Aim of the task - Write out the data below in full. Keep it exact.

** START OF Extracted material **

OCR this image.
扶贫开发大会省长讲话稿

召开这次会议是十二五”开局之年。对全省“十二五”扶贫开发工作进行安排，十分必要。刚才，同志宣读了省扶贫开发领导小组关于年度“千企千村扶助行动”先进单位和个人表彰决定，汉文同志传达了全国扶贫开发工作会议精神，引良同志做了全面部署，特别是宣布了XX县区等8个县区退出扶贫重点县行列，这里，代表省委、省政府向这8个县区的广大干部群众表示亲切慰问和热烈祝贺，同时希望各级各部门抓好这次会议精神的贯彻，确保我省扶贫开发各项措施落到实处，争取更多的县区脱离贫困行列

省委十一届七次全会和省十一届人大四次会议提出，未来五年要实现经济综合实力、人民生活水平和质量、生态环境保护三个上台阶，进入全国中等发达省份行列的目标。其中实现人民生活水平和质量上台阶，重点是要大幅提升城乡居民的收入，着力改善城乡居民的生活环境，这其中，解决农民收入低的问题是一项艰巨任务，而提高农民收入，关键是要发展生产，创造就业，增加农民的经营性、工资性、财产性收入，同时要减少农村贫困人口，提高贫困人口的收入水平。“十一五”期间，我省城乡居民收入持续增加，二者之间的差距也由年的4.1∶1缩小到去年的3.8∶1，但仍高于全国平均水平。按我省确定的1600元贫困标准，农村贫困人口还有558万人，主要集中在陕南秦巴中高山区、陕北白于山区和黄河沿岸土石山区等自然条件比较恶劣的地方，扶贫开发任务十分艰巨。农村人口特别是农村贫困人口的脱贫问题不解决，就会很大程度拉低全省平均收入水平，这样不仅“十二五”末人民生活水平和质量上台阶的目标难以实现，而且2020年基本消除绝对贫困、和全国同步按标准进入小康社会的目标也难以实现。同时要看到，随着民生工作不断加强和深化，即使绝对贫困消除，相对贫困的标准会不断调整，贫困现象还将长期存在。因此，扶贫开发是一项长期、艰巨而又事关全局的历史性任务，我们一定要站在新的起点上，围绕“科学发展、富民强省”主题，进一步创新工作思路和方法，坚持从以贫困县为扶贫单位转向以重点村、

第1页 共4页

** END OF Extracted material **

Output for this task -
OCR this image.
扶贫开发大会省长讲话稿

召开这次会议是十二五”开局之年。对全省“十二五”扶贫开发工作进行安排，十分必要。刚才，同志宣读了省扶贫开发领导小组关于年度“千企千村扶助行动”先进单位和个人表彰决定，汉文同志传达了全国扶贫开发工作会议精神，引良同志做了全面部署，特别是宣布了XX县区等8个县区退出扶贫重点县行列，这里，代表省委、省政府向这8个县区的广大干部群众表示亲切慰问和热烈祝贺，同时希望各级各部门抓好这次会议精神的贯彻，确保我省扶贫开发各项措施落到实处，争取更多的县区脱离贫困行列

省委十一届七次全会和省十一届人大四次会议提出，未来五年要实现经济综合实力、人民生活水平和质量、生态环境保护三个上台阶，进入全国中等发达省份行列的目标。其中实现人民生活水平和质量上台阶，重点是要大幅提升城乡居民的收入，着力改善城乡居民的生活环境，这其中，解决农民收入低的问题是一项艰巨任务，而提高农民收入，关键是要发展生产，创造就业，增加农民的经营性、工资性、财产性收入，同时要减少农村贫困人口，提高贫困人口的收入水平。“十一五”期间，我省城乡居民收入持续增加，二者之间的差距也由年的4.1∶1缩小到去年的3.8∶1，但仍高于全国平均水平。按我省确定的1600元贫困标准，农村贫困人口还有558万人，主要集中在陕南秦巴中高山区、陕北白于山区和黄河沿岸土石山区等自然条件比较恶劣的地方，扶贫开发任务十分艰巨。农村人口特别是农村贫困人口的脱贫问题不解决，就会很大程度拉低全省平均收入水平，这样不仅“十二五”末人民生活水平和质量上台阶的目标难以实现，而且2020年基本消除绝对贫困、和全国同步按标准进入小康社会的目标也难以实现。同时要看到，随着民生工作不断加强和深化，即使绝对贫困消除，相对贫困的标准会不断调整，贫困现象还将长期存在。因此，扶贫开发是一项长期、艰巨而又事关全局的历史性任务，我们一定要站在新的起点上，围绕“科学发展、富民强省”主题，进一步创新工作思路和方法，坚持从以贫困县为扶贫单位转向以重点村、

第1页 共4页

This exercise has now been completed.